Copy each line of the records that holds the string "label".

### Source material
>> begin
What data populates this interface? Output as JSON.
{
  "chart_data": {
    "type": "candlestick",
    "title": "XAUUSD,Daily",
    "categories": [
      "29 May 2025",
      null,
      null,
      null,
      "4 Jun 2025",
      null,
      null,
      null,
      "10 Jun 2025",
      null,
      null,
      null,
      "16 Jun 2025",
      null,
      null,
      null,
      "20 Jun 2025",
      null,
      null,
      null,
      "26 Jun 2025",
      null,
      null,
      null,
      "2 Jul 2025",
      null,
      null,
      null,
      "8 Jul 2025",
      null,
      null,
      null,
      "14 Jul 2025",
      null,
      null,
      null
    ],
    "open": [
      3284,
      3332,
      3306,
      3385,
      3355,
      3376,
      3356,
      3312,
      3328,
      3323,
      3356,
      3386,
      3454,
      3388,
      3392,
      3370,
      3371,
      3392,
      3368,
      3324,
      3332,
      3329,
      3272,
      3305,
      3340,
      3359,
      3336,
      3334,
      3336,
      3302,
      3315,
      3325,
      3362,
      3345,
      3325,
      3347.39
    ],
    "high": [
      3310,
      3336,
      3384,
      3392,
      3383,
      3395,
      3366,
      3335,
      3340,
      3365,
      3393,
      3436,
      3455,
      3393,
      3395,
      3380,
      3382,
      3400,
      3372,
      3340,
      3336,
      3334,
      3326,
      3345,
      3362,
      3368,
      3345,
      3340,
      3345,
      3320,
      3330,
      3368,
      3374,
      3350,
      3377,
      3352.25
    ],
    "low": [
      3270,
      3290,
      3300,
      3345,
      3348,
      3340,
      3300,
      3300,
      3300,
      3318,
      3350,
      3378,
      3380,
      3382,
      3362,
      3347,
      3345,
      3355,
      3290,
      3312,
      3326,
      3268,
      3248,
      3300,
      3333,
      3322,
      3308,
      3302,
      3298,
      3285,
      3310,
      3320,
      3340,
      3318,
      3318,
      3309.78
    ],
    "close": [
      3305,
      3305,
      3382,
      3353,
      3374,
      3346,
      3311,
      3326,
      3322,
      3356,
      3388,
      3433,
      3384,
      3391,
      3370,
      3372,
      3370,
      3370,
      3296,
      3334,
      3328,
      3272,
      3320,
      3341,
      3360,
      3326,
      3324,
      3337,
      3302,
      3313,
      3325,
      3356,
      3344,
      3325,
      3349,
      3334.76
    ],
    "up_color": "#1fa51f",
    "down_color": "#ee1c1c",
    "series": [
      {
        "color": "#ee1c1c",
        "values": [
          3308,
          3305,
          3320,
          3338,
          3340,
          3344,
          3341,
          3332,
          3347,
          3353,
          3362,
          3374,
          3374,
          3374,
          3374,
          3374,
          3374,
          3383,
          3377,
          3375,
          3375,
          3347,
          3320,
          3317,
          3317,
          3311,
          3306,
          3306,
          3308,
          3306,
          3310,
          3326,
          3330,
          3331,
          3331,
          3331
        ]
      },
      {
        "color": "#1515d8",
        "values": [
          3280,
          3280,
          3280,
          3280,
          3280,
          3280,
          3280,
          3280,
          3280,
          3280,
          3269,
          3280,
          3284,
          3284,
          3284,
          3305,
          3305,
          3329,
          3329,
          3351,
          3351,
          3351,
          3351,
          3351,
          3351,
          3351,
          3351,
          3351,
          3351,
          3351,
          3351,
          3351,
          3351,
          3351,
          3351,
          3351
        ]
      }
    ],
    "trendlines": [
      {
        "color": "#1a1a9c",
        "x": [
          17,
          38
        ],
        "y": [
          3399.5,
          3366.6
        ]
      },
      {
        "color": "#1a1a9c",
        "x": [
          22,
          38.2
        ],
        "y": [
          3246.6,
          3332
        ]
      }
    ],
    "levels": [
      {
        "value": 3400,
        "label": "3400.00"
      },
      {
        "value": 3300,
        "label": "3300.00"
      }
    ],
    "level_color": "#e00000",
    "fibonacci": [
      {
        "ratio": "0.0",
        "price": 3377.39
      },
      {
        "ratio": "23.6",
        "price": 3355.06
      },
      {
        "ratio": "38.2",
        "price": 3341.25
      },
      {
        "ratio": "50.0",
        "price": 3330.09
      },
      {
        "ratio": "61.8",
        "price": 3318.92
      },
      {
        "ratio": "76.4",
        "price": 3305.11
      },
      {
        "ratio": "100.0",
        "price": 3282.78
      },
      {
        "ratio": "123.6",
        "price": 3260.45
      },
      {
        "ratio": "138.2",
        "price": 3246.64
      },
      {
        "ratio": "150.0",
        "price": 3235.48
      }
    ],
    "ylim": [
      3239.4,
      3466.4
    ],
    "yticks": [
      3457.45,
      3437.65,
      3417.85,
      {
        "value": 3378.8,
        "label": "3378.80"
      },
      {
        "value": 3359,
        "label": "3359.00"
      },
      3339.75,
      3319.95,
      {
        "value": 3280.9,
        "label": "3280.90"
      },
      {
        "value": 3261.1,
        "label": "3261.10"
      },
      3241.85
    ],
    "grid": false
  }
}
>> end
### Expected output
        "label": "3400.00"
        "label": "3300.00"
        "label": "3378.80"
        "label": "3359.00"
        "label": "3280.90"
        "label": "3261.10"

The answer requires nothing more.